◆ **The task**
Transcribe the records that follow in their entirety, omitting any pictures.

◆ **Record set**

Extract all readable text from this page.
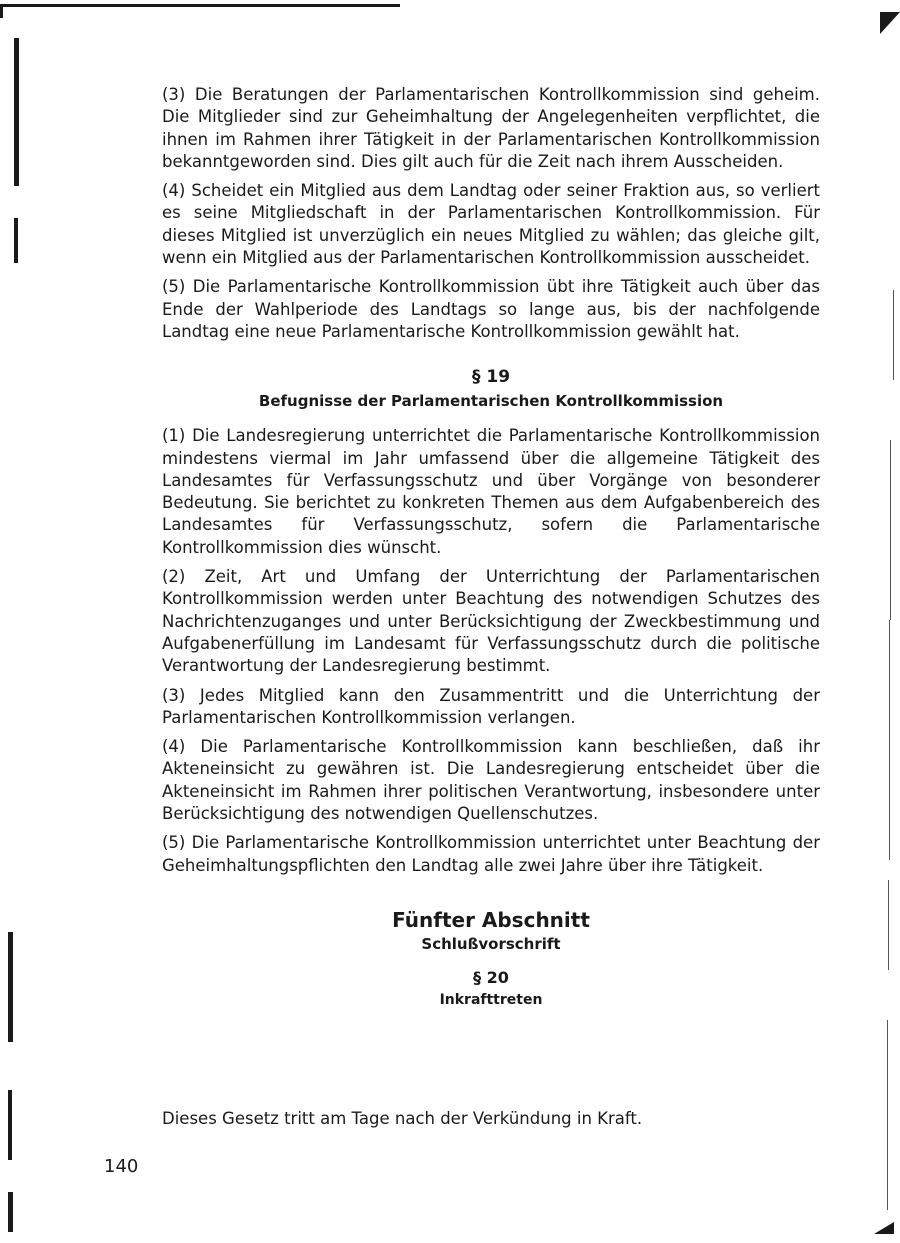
(3) Die Beratungen der Parlamentarischen Kontrollkommission sind geheim. Die Mitglieder sind zur Geheimhaltung der Angelegenheiten verpflichtet, die ihnen im Rahmen ihrer Tätigkeit in der Parlamentarischen Kontrollkommission bekanntgeworden sind. Dies gilt auch für die Zeit nach ihrem Ausscheiden.

(4) Scheidet ein Mitglied aus dem Landtag oder seiner Fraktion aus, so verliert es seine Mitgliedschaft in der Parlamentarischen Kontrollkommission. Für dieses Mitglied ist unverzüglich ein neues Mitglied zu wählen; das gleiche gilt, wenn ein Mitglied aus der Parlamentarischen Kontrollkommission ausscheidet.

(5) Die Parlamentarische Kontrollkommission übt ihre Tätigkeit auch über das Ende der Wahlperiode des Landtags so lange aus, bis der nachfolgende Landtag eine neue Parlamentarische Kontrollkommission gewählt hat.

§ 19
Befugnisse der Parlamentarischen Kontrollkommission

(1) Die Landesregierung unterrichtet die Parlamentarische Kontrollkommission mindestens viermal im Jahr umfassend über die allgemeine Tätigkeit des Landesamtes für Verfassungsschutz und über Vorgänge von besonderer Bedeutung. Sie berichtet zu konkreten Themen aus dem Aufgabenbereich des Landesamtes für Verfassungsschutz, sofern die Parlamentarische Kontrollkommission dies wünscht.

(2) Zeit, Art und Umfang der Unterrichtung der Parlamentarischen Kontrollkommission werden unter Beachtung des notwendigen Schutzes des Nachrichtenzuganges und unter Berücksichtigung der Zweckbestimmung und Aufgabenerfüllung im Landesamt für Verfassungsschutz durch die politische Verantwortung der Landesregierung bestimmt.

(3) Jedes Mitglied kann den Zusammentritt und die Unterrichtung der Parlamentarischen Kontrollkommission verlangen.

(4) Die Parlamentarische Kontrollkommission kann beschließen, daß ihr Akteneinsicht zu gewähren ist. Die Landesregierung entscheidet über die Akteneinsicht im Rahmen ihrer politischen Verantwortung, insbesondere unter Berücksichtigung des notwendigen Quellenschutzes.

(5) Die Parlamentarische Kontrollkommission unterrichtet unter Beachtung der Geheimhaltungspflichten den Landtag alle zwei Jahre über ihre Tätigkeit.

Fünfter Abschnitt
Schlußvorschrift
§ 20
Inkrafttreten

Dieses Gesetz tritt am Tage nach der Verkündung in Kraft.

140
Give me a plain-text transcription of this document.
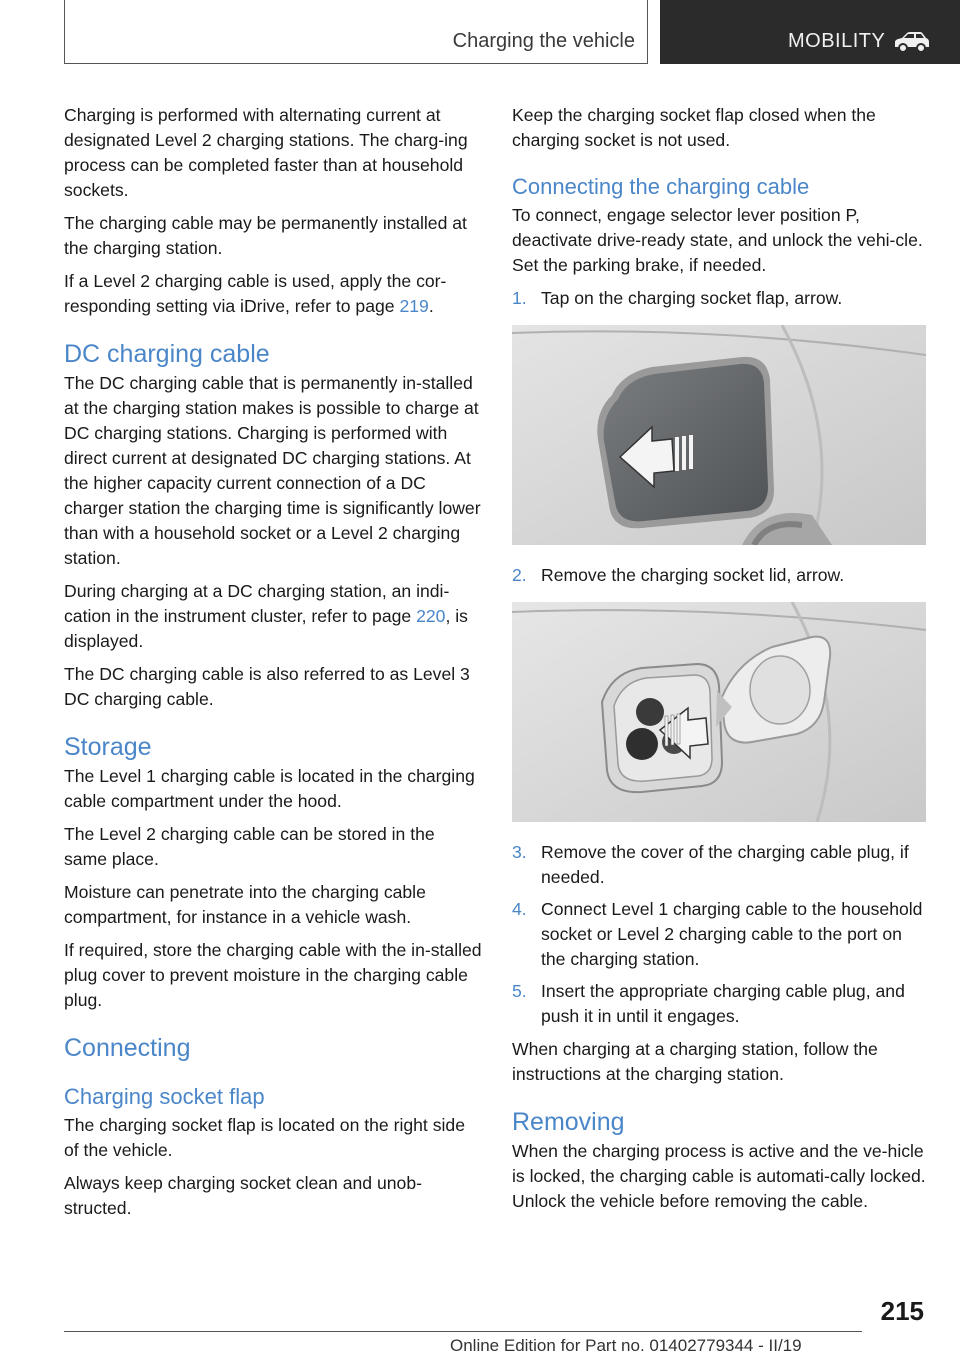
Charging the vehicle	MOBILITY

Charging is performed with alternating current at designated Level 2 charging stations. The charg-ing process can be completed faster than at household sockets.

The charging cable may be permanently installed at the charging station.

If a Level 2 charging cable is used, apply the cor-responding setting via iDrive, refer to page 219.

DC charging cable

The DC charging cable that is permanently in-stalled at the charging station makes is possible to charge at DC charging stations. Charging is performed with direct current at designated DC charging stations. At the higher capacity current connection of a DC charger station the charging time is significantly lower than with a household socket or a Level 2 charging station.

During charging at a DC charging station, an indi-cation in the instrument cluster, refer to page 220, is displayed.

The DC charging cable is also referred to as Level 3 DC charging cable.

Storage

The Level 1 charging cable is located in the charging cable compartment under the hood.

The Level 2 charging cable can be stored in the same place.

Moisture can penetrate into the charging cable compartment, for instance in a vehicle wash.

If required, store the charging cable with the in-stalled plug cover to prevent moisture in the charging cable plug.

Connecting
Charging socket flap

The charging socket flap is located on the right side of the vehicle.

Always keep charging socket clean and unob-structed.

Keep the charging socket flap closed when the charging socket is not used.

Connecting the charging cable

To connect, engage selector lever position P, deactivate drive-ready state, and unlock the vehi-cle. Set the parking brake, if needed.

1. Tap on the charging socket flap, arrow.
2. Remove the charging socket lid, arrow.
3. Remove the cover of the charging cable plug, if needed.
4. Connect Level 1 charging cable to the household socket or Level 2 charging cable to the port on the charging station.
5. Insert the appropriate charging cable plug, and push it in until it engages.

When charging at a charging station, follow the instructions at the charging station.

Removing

When the charging process is active and the ve-hicle is locked, the charging cable is automati-cally locked. Unlock the vehicle before removing the cable.

215
Online Edition for Part no. 01402779344 - II/19
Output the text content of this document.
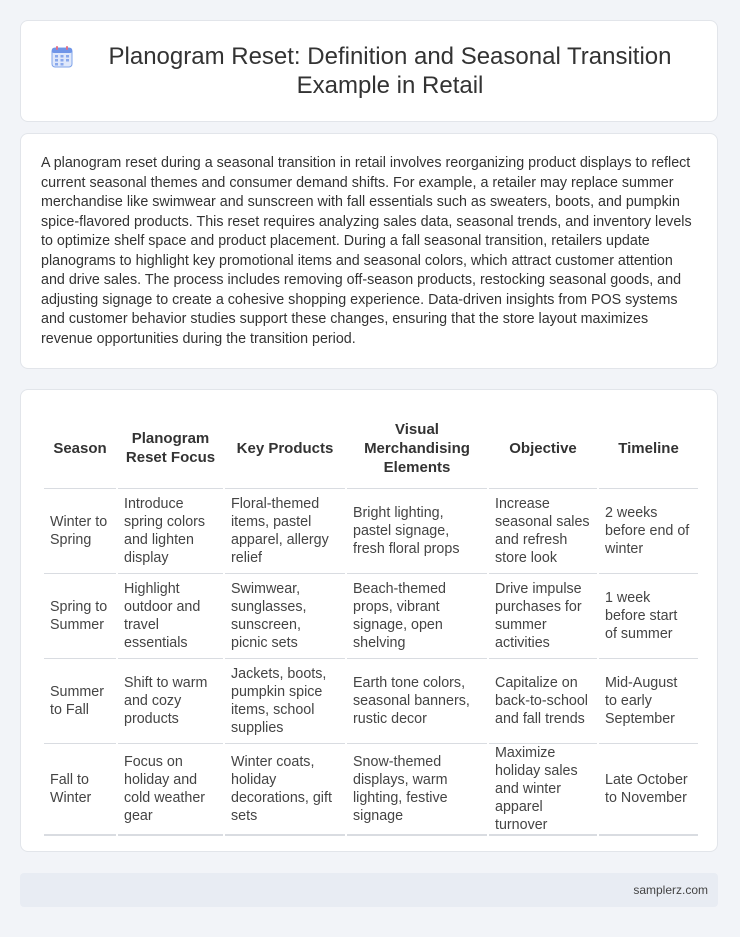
Planogram Reset: Definition and Seasonal Transition Example in Retail

A planogram reset during a seasonal transition in retail involves reorganizing product displays to reflect current seasonal themes and consumer demand shifts. For example, a retailer may replace summer merchandise like swimwear and sunscreen with fall essentials such as sweaters, boots, and pumpkin spice-flavored products. This reset requires analyzing sales data, seasonal trends, and inventory levels to optimize shelf space and product placement. During a fall seasonal transition, retailers update planograms to highlight key promotional items and seasonal colors, which attract customer attention and drive sales. The process includes removing off-season products, restocking seasonal goods, and adjusting signage to create a cohesive shopping experience. Data-driven insights from POS systems and customer behavior studies support these changes, ensuring that the store layout maximizes revenue opportunities during the transition period.

Season	Planogram Reset Focus	Key Products	Visual Merchandising Elements	Objective	Timeline
Winter to Spring	Introduce spring colors and lighten display	Floral-themed items, pastel apparel, allergy relief	Bright lighting, pastel signage, fresh floral props	Increase seasonal sales and refresh store look	2 weeks before end of winter
Spring to Summer	Highlight outdoor and travel essentials	Swimwear, sunglasses, sunscreen, picnic sets	Beach-themed props, vibrant signage, open shelving	Drive impulse purchases for summer activities	1 week before start of summer
Summer to Fall	Shift to warm and cozy products	Jackets, boots, pumpkin spice items, school supplies	Earth tone colors, seasonal banners, rustic decor	Capitalize on back-to-school and fall trends	Mid-August to early September
Fall to Winter	Focus on holiday and cold weather gear	Winter coats, holiday decorations, gift sets	Snow-themed displays, warm lighting, festive signage	Maximize holiday sales and winter apparel turnover	Late October to November
samplerz.com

◆ **Problem solution**
Extract all readable text from this page.
(3) Die Beratungen der Parlamentarischen Kontrollkommission sind geheim. Die Mitglieder sind zur Geheimhaltung der Angelegenheiten verpflichtet, die ihnen im Rahmen ihrer Tätigkeit in der Parlamentarischen Kontrollkommission bekanntgeworden sind. Dies gilt auch für die Zeit nach ihrem Ausscheiden.

(4) Scheidet ein Mitglied aus dem Landtag oder seiner Fraktion aus, so verliert es seine Mitgliedschaft in der Parlamentarischen Kontrollkommission. Für dieses Mitglied ist unverzüglich ein neues Mitglied zu wählen; das gleiche gilt, wenn ein Mitglied aus der Parlamentarischen Kontrollkommission ausscheidet.

(5) Die Parlamentarische Kontrollkommission übt ihre Tätigkeit auch über das Ende der Wahlperiode des Landtags so lange aus, bis der nachfolgende Landtag eine neue Parlamentarische Kontrollkommission gewählt hat.

§ 19
Befugnisse der Parlamentarischen Kontrollkommission

(1) Die Landesregierung unterrichtet die Parlamentarische Kontrollkommission mindestens viermal im Jahr umfassend über die allgemeine Tätigkeit des Landesamtes für Verfassungsschutz und über Vorgänge von besonderer Bedeutung. Sie berichtet zu konkreten Themen aus dem Aufgabenbereich des Landesamtes für Verfassungsschutz, sofern die Parlamentarische Kontrollkommission dies wünscht.

(2) Zeit, Art und Umfang der Unterrichtung der Parlamentarischen Kontrollkommission werden unter Beachtung des notwendigen Schutzes des Nachrichtenzuganges und unter Berücksichtigung der Zweckbestimmung und Aufgabenerfüllung im Landesamt für Verfassungsschutz durch die politische Verantwortung der Landesregierung bestimmt.

(3) Jedes Mitglied kann den Zusammentritt und die Unterrichtung der Parlamentarischen Kontrollkommission verlangen.

(4) Die Parlamentarische Kontrollkommission kann beschließen, daß ihr Akteneinsicht zu gewähren ist. Die Landesregierung entscheidet über die Akteneinsicht im Rahmen ihrer politischen Verantwortung, insbesondere unter Berücksichtigung des notwendigen Quellenschutzes.

(5) Die Parlamentarische Kontrollkommission unterrichtet unter Beachtung der Geheimhaltungspflichten den Landtag alle zwei Jahre über ihre Tätigkeit.

Fünfter Abschnitt
Schlußvorschrift
§ 20
Inkrafttreten

Dieses Gesetz tritt am Tage nach der Verkündung in Kraft.

140
Give me a plain-text transcription of this document.
Charging the vehicle	MOBILITY

Charging is performed with alternating current at designated Level 2 charging stations. The charg-ing process can be completed faster than at household sockets.

The charging cable may be permanently installed at the charging station.

If a Level 2 charging cable is used, apply the cor-responding setting via iDrive, refer to page 219.

DC charging cable

The DC charging cable that is permanently in-stalled at the charging station makes is possible to charge at DC charging stations. Charging is performed with direct current at designated DC charging stations. At the higher capacity current connection of a DC charger station the charging time is significantly lower than with a household socket or a Level 2 charging station.

During charging at a DC charging station, an indi-cation in the instrument cluster, refer to page 220, is displayed.

The DC charging cable is also referred to as Level 3 DC charging cable.

Storage

The Level 1 charging cable is located in the charging cable compartment under the hood.

The Level 2 charging cable can be stored in the same place.

Moisture can penetrate into the charging cable compartment, for instance in a vehicle wash.

If required, store the charging cable with the in-stalled plug cover to prevent moisture in the charging cable plug.

Connecting
Charging socket flap

The charging socket flap is located on the right side of the vehicle.

Always keep charging socket clean and unob-structed.

Keep the charging socket flap closed when the charging socket is not used.

Connecting the charging cable

To connect, engage selector lever position P, deactivate drive-ready state, and unlock the vehi-cle. Set the parking brake, if needed.

1. Tap on the charging socket flap, arrow.
2. Remove the charging socket lid, arrow.
3. Remove the cover of the charging cable plug, if needed.
4. Connect Level 1 charging cable to the household socket or Level 2 charging cable to the port on the charging station.
5. Insert the appropriate charging cable plug, and push it in until it engages.

When charging at a charging station, follow the instructions at the charging station.

Removing

When the charging process is active and the ve-hicle is locked, the charging cable is automati-cally locked. Unlock the vehicle before removing the cable.

215
Online Edition for Part no. 01402779344 - II/19
Output the text content of this document.
Planogram Reset: Definition and Seasonal Transition Example in Retail

A planogram reset during a seasonal transition in retail involves reorganizing product displays to reflect current seasonal themes and consumer demand shifts. For example, a retailer may replace summer merchandise like swimwear and sunscreen with fall essentials such as sweaters, boots, and pumpkin spice-flavored products. This reset requires analyzing sales data, seasonal trends, and inventory levels to optimize shelf space and product placement. During a fall seasonal transition, retailers update planograms to highlight key promotional items and seasonal colors, which attract customer attention and drive sales. The process includes removing off-season products, restocking seasonal goods, and adjusting signage to create a cohesive shopping experience. Data-driven insights from POS systems and customer behavior studies support these changes, ensuring that the store layout maximizes revenue opportunities during the transition period.

Season	Planogram Reset Focus	Key Products	Visual Merchandising Elements	Objective	Timeline
Winter to Spring	Introduce spring colors and lighten display	Floral-themed items, pastel apparel, allergy relief	Bright lighting, pastel signage, fresh floral props	Increase seasonal sales and refresh store look	2 weeks before end of winter
Spring to Summer	Highlight outdoor and travel essentials	Swimwear, sunglasses, sunscreen, picnic sets	Beach-themed props, vibrant signage, open shelving	Drive impulse purchases for summer activities	1 week before start of summer
Summer to Fall	Shift to warm and cozy products	Jackets, boots, pumpkin spice items, school supplies	Earth tone colors, seasonal banners, rustic decor	Capitalize on back-to-school and fall trends	Mid-August to early September
Fall to Winter	Focus on holiday and cold weather gear	Winter coats, holiday decorations, gift sets	Snow-themed displays, warm lighting, festive signage	Maximize holiday sales and winter apparel turnover	Late October to November
samplerz.com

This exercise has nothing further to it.